WHAT YOU HAVE TO DO: Output each entry that follows exactly. Images stay out.

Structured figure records
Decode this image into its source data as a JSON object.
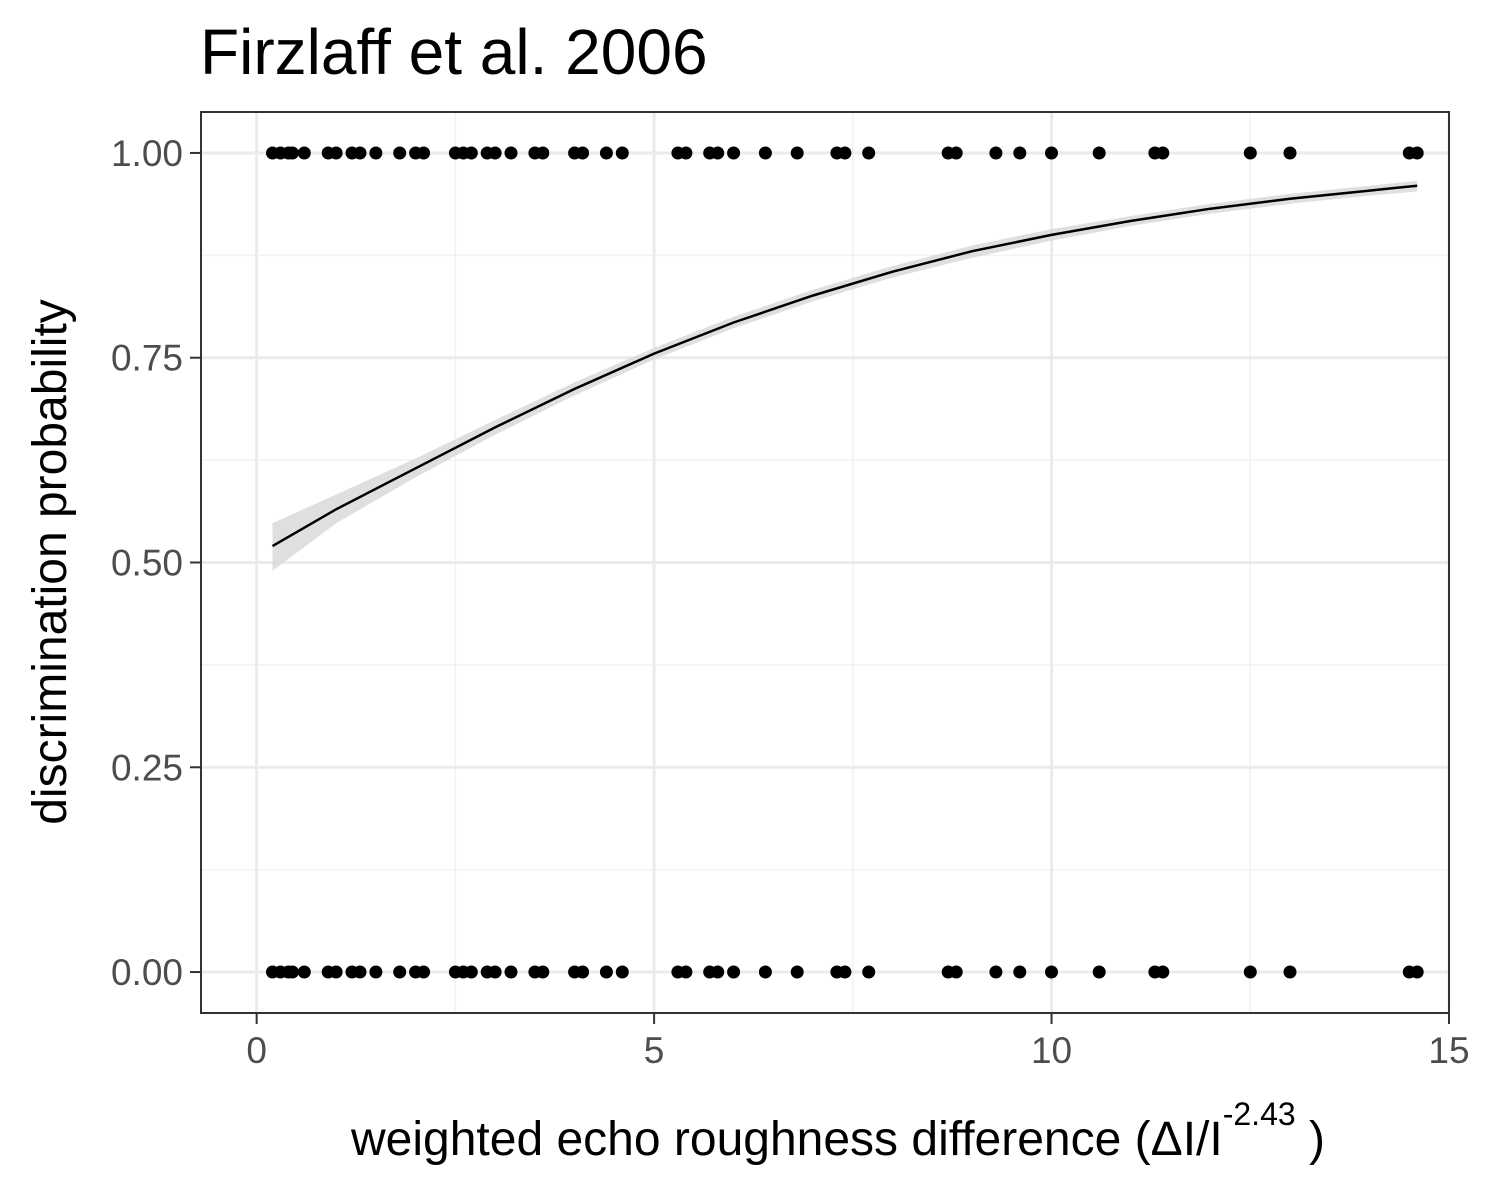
{
  "chart_data": {
    "type": "scatter",
    "title": "Firzlaff et al. 2006",
    "xlabel": {
      "main": "weighted  echo roughness  difference (ΔI/I",
      "sup": "-2.43",
      "close": " )"
    },
    "ylabel": "discrimination probability",
    "xlim": [
      -0.7,
      15
    ],
    "ylim": [
      -0.05,
      1.05
    ],
    "x_ticks": [
      0,
      5,
      10,
      15
    ],
    "x_tick_labels": [
      "0",
      "5",
      "10",
      "15"
    ],
    "y_ticks": [
      0,
      0.25,
      0.5,
      0.75,
      1
    ],
    "y_tick_labels": [
      "0.00",
      "0.25",
      "0.50",
      "0.75",
      "1.00"
    ],
    "grid": true,
    "theme": "bw",
    "series": [
      {
        "kind": "points",
        "color": "#000000",
        "x": [
          0.2,
          0.3,
          0.4,
          0.45,
          0.6,
          0.9,
          1.0,
          1.2,
          1.3,
          1.5,
          1.8,
          2.0,
          2.1,
          2.5,
          2.6,
          2.7,
          2.9,
          3.0,
          3.2,
          3.5,
          3.6,
          4.0,
          4.1,
          4.4,
          4.6,
          5.3,
          5.4,
          5.7,
          5.8,
          6.0,
          6.4,
          6.8,
          7.3,
          7.4,
          7.7,
          8.7,
          8.8,
          9.3,
          9.6,
          10.0,
          10.6,
          11.3,
          11.4,
          12.5,
          13.0,
          14.5,
          14.6
        ],
        "y": [
          1,
          1,
          1,
          1,
          1,
          1,
          1,
          1,
          1,
          1,
          1,
          1,
          1,
          1,
          1,
          1,
          1,
          1,
          1,
          1,
          1,
          1,
          1,
          1,
          1,
          1,
          1,
          1,
          1,
          1,
          1,
          1,
          1,
          1,
          1,
          1,
          1,
          1,
          1,
          1,
          1,
          1,
          1,
          1,
          1,
          1,
          1
        ]
      },
      {
        "kind": "points",
        "color": "#000000",
        "x": [
          0.2,
          0.3,
          0.4,
          0.45,
          0.6,
          0.9,
          1.0,
          1.2,
          1.3,
          1.5,
          1.8,
          2.0,
          2.1,
          2.5,
          2.6,
          2.7,
          2.9,
          3.0,
          3.2,
          3.5,
          3.6,
          4.0,
          4.1,
          4.4,
          4.6,
          5.3,
          5.4,
          5.7,
          5.8,
          6.0,
          6.4,
          6.8,
          7.3,
          7.4,
          7.7,
          8.7,
          8.8,
          9.3,
          9.6,
          10.0,
          10.6,
          11.3,
          11.4,
          12.5,
          13.0,
          14.5,
          14.6
        ],
        "y": [
          0,
          0,
          0,
          0,
          0,
          0,
          0,
          0,
          0,
          0,
          0,
          0,
          0,
          0,
          0,
          0,
          0,
          0,
          0,
          0,
          0,
          0,
          0,
          0,
          0,
          0,
          0,
          0,
          0,
          0,
          0,
          0,
          0,
          0,
          0,
          0,
          0,
          0,
          0,
          0,
          0,
          0,
          0,
          0,
          0,
          0,
          0
        ]
      },
      {
        "kind": "fit",
        "color": "#000000",
        "band_color": "#d9d9d9",
        "x": [
          0.2,
          1,
          2,
          3,
          4,
          5,
          6,
          7,
          8,
          9,
          10,
          11,
          12,
          13,
          14,
          14.6
        ],
        "y": [
          0.52,
          0.565,
          0.615,
          0.665,
          0.712,
          0.755,
          0.793,
          0.826,
          0.855,
          0.88,
          0.9,
          0.917,
          0.932,
          0.944,
          0.954,
          0.96
        ],
        "y_lower": [
          0.49,
          0.548,
          0.604,
          0.656,
          0.704,
          0.748,
          0.786,
          0.819,
          0.848,
          0.872,
          0.893,
          0.911,
          0.926,
          0.938,
          0.948,
          0.953
        ],
        "y_upper": [
          0.548,
          0.583,
          0.627,
          0.674,
          0.72,
          0.762,
          0.8,
          0.833,
          0.862,
          0.887,
          0.907,
          0.923,
          0.938,
          0.95,
          0.96,
          0.966
        ]
      }
    ]
  }
}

SOLUTION TO THIS TASK:
Decode this image into its source data as a JSON object.
{
  "chart_data": {
    "type": "scatter",
    "title": "Firzlaff et al. 2006",
    "xlabel": {
      "main": "weighted  echo roughness  difference (ΔI/I",
      "sup": "-2.43",
      "close": " )"
    },
    "ylabel": "discrimination probability",
    "xlim": [
      -0.7,
      15
    ],
    "ylim": [
      -0.05,
      1.05
    ],
    "x_ticks": [
      0,
      5,
      10,
      15
    ],
    "x_tick_labels": [
      "0",
      "5",
      "10",
      "15"
    ],
    "y_ticks": [
      0,
      0.25,
      0.5,
      0.75,
      1
    ],
    "y_tick_labels": [
      "0.00",
      "0.25",
      "0.50",
      "0.75",
      "1.00"
    ],
    "grid": true,
    "theme": "bw",
    "series": [
      {
        "kind": "points",
        "color": "#000000",
        "x": [
          0.2,
          0.3,
          0.4,
          0.45,
          0.6,
          0.9,
          1.0,
          1.2,
          1.3,
          1.5,
          1.8,
          2.0,
          2.1,
          2.5,
          2.6,
          2.7,
          2.9,
          3.0,
          3.2,
          3.5,
          3.6,
          4.0,
          4.1,
          4.4,
          4.6,
          5.3,
          5.4,
          5.7,
          5.8,
          6.0,
          6.4,
          6.8,
          7.3,
          7.4,
          7.7,
          8.7,
          8.8,
          9.3,
          9.6,
          10.0,
          10.6,
          11.3,
          11.4,
          12.5,
          13.0,
          14.5,
          14.6
        ],
        "y": [
          1,
          1,
          1,
          1,
          1,
          1,
          1,
          1,
          1,
          1,
          1,
          1,
          1,
          1,
          1,
          1,
          1,
          1,
          1,
          1,
          1,
          1,
          1,
          1,
          1,
          1,
          1,
          1,
          1,
          1,
          1,
          1,
          1,
          1,
          1,
          1,
          1,
          1,
          1,
          1,
          1,
          1,
          1,
          1,
          1,
          1,
          1
        ]
      },
      {
        "kind": "points",
        "color": "#000000",
        "x": [
          0.2,
          0.3,
          0.4,
          0.45,
          0.6,
          0.9,
          1.0,
          1.2,
          1.3,
          1.5,
          1.8,
          2.0,
          2.1,
          2.5,
          2.6,
          2.7,
          2.9,
          3.0,
          3.2,
          3.5,
          3.6,
          4.0,
          4.1,
          4.4,
          4.6,
          5.3,
          5.4,
          5.7,
          5.8,
          6.0,
          6.4,
          6.8,
          7.3,
          7.4,
          7.7,
          8.7,
          8.8,
          9.3,
          9.6,
          10.0,
          10.6,
          11.3,
          11.4,
          12.5,
          13.0,
          14.5,
          14.6
        ],
        "y": [
          0,
          0,
          0,
          0,
          0,
          0,
          0,
          0,
          0,
          0,
          0,
          0,
          0,
          0,
          0,
          0,
          0,
          0,
          0,
          0,
          0,
          0,
          0,
          0,
          0,
          0,
          0,
          0,
          0,
          0,
          0,
          0,
          0,
          0,
          0,
          0,
          0,
          0,
          0,
          0,
          0,
          0,
          0,
          0,
          0,
          0,
          0
        ]
      },
      {
        "kind": "fit",
        "color": "#000000",
        "band_color": "#d9d9d9",
        "x": [
          0.2,
          1,
          2,
          3,
          4,
          5,
          6,
          7,
          8,
          9,
          10,
          11,
          12,
          13,
          14,
          14.6
        ],
        "y": [
          0.52,
          0.565,
          0.615,
          0.665,
          0.712,
          0.755,
          0.793,
          0.826,
          0.855,
          0.88,
          0.9,
          0.917,
          0.932,
          0.944,
          0.954,
          0.96
        ],
        "y_lower": [
          0.49,
          0.548,
          0.604,
          0.656,
          0.704,
          0.748,
          0.786,
          0.819,
          0.848,
          0.872,
          0.893,
          0.911,
          0.926,
          0.938,
          0.948,
          0.953
        ],
        "y_upper": [
          0.548,
          0.583,
          0.627,
          0.674,
          0.72,
          0.762,
          0.8,
          0.833,
          0.862,
          0.887,
          0.907,
          0.923,
          0.938,
          0.95,
          0.96,
          0.966
        ]
      }
    ]
  }
}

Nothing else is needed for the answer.